*Task requirements*: Write every line out verbatim and omit the pictures.

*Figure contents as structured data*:

◆ ◆ ◆ ◆ ◆ ◆ ◆

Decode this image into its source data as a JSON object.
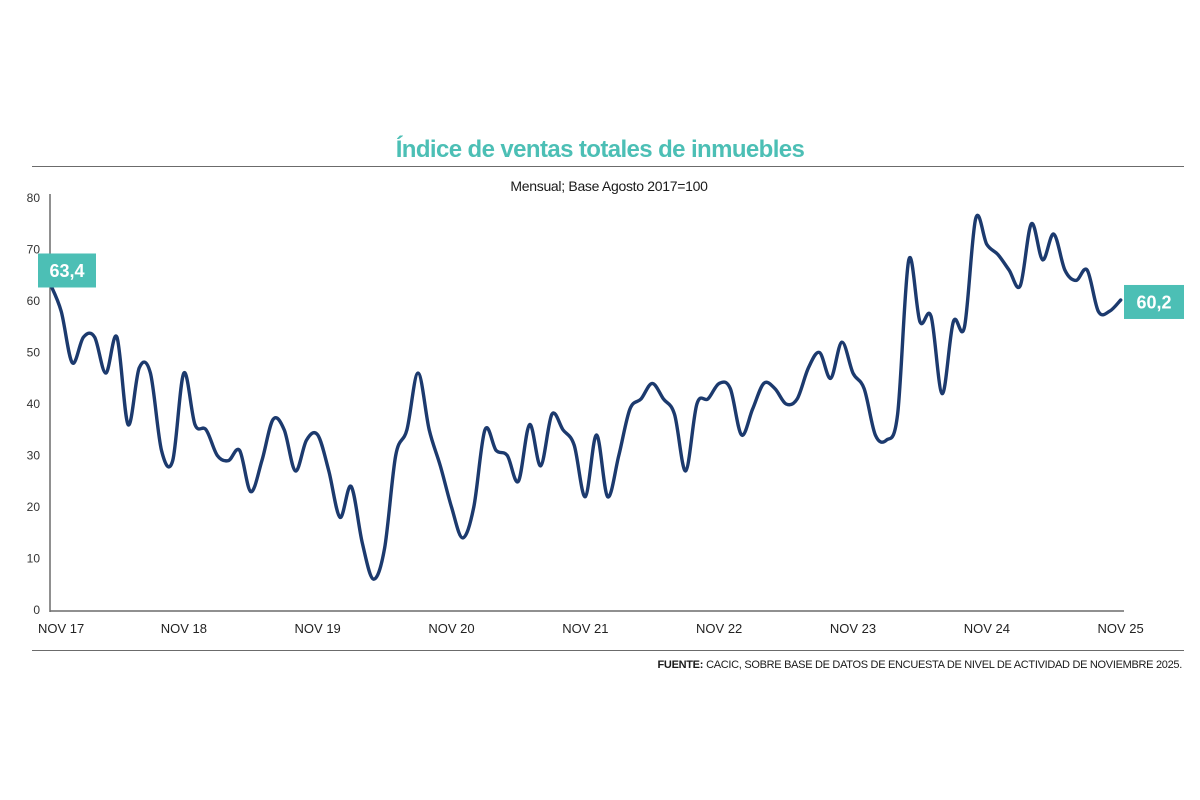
{
  "title": "Índice de ventas totales de inmuebles",
  "subtitle": "Mensual; Base Agosto 2017=100",
  "source": {
    "label": "FUENTE:",
    "text": "CACIC, SOBRE BASE DE DATOS DE ENCUESTA DE NIVEL DE ACTIVIDAD DE NOVIEMBRE 2025."
  },
  "colors": {
    "line": "#1c3a6e",
    "accent": "#4cbfb5",
    "axis": "#6b6b6b"
  },
  "chart_data": {
    "type": "line",
    "x_label_positions": [
      0,
      12,
      24,
      36,
      48,
      60,
      72,
      84,
      96
    ],
    "x_tick_labels": [
      "NOV 17",
      "NOV 18",
      "NOV 19",
      "NOV 20",
      "NOV 21",
      "NOV 22",
      "NOV 23",
      "NOV 24",
      "NOV 25"
    ],
    "y_ticks": [
      0,
      10,
      20,
      30,
      40,
      50,
      60,
      70,
      80
    ],
    "ylim": [
      0,
      80
    ],
    "xlim": [
      0,
      96.3
    ],
    "grid": false,
    "annotations": [
      {
        "label": "63,4",
        "index": 0,
        "value": 63.4,
        "side": "left"
      },
      {
        "label": "60,2",
        "index": 96,
        "value": 60.2,
        "side": "right"
      }
    ],
    "series": [
      {
        "values": [
          63.4,
          58,
          48,
          53,
          53,
          46,
          53,
          36,
          47,
          46,
          31,
          29,
          46,
          36,
          35,
          30,
          29,
          31,
          23,
          29,
          37,
          35,
          27,
          33,
          34,
          27,
          18,
          24,
          13,
          6,
          12,
          30,
          35,
          46,
          35,
          28,
          20,
          14,
          20,
          35,
          31,
          30,
          25,
          36,
          28,
          38,
          35,
          32,
          22,
          34,
          22,
          30,
          39,
          41,
          44,
          41,
          38,
          27,
          40,
          41,
          44,
          43,
          34,
          39,
          44,
          43,
          40,
          41,
          47,
          50,
          45,
          52,
          46,
          43,
          34,
          33,
          38,
          68,
          56,
          57,
          42,
          56,
          55,
          76,
          71,
          69,
          66,
          63,
          75,
          68,
          73,
          66,
          64,
          66,
          58,
          58,
          60.2
        ]
      }
    ]
  }
}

◆ ◆ ◆ ◆ ◆ ◆ ◆

*Solution for this exercise*:
Decode this image into its source data as a JSON object.
{
  "title": "Índice de ventas totales de inmuebles",
  "subtitle": "Mensual; Base Agosto 2017=100",
  "source": {
    "label": "FUENTE:",
    "text": "CACIC, SOBRE BASE DE DATOS DE ENCUESTA DE NIVEL DE ACTIVIDAD DE NOVIEMBRE 2025."
  },
  "colors": {
    "line": "#1c3a6e",
    "accent": "#4cbfb5",
    "axis": "#6b6b6b"
  },
  "chart_data": {
    "type": "line",
    "x_label_positions": [
      0,
      12,
      24,
      36,
      48,
      60,
      72,
      84,
      96
    ],
    "x_tick_labels": [
      "NOV 17",
      "NOV 18",
      "NOV 19",
      "NOV 20",
      "NOV 21",
      "NOV 22",
      "NOV 23",
      "NOV 24",
      "NOV 25"
    ],
    "y_ticks": [
      0,
      10,
      20,
      30,
      40,
      50,
      60,
      70,
      80
    ],
    "ylim": [
      0,
      80
    ],
    "xlim": [
      0,
      96.3
    ],
    "grid": false,
    "annotations": [
      {
        "label": "63,4",
        "index": 0,
        "value": 63.4,
        "side": "left"
      },
      {
        "label": "60,2",
        "index": 96,
        "value": 60.2,
        "side": "right"
      }
    ],
    "series": [
      {
        "values": [
          63.4,
          58,
          48,
          53,
          53,
          46,
          53,
          36,
          47,
          46,
          31,
          29,
          46,
          36,
          35,
          30,
          29,
          31,
          23,
          29,
          37,
          35,
          27,
          33,
          34,
          27,
          18,
          24,
          13,
          6,
          12,
          30,
          35,
          46,
          35,
          28,
          20,
          14,
          20,
          35,
          31,
          30,
          25,
          36,
          28,
          38,
          35,
          32,
          22,
          34,
          22,
          30,
          39,
          41,
          44,
          41,
          38,
          27,
          40,
          41,
          44,
          43,
          34,
          39,
          44,
          43,
          40,
          41,
          47,
          50,
          45,
          52,
          46,
          43,
          34,
          33,
          38,
          68,
          56,
          57,
          42,
          56,
          55,
          76,
          71,
          69,
          66,
          63,
          75,
          68,
          73,
          66,
          64,
          66,
          58,
          58,
          60.2
        ]
      }
    ]
  }
}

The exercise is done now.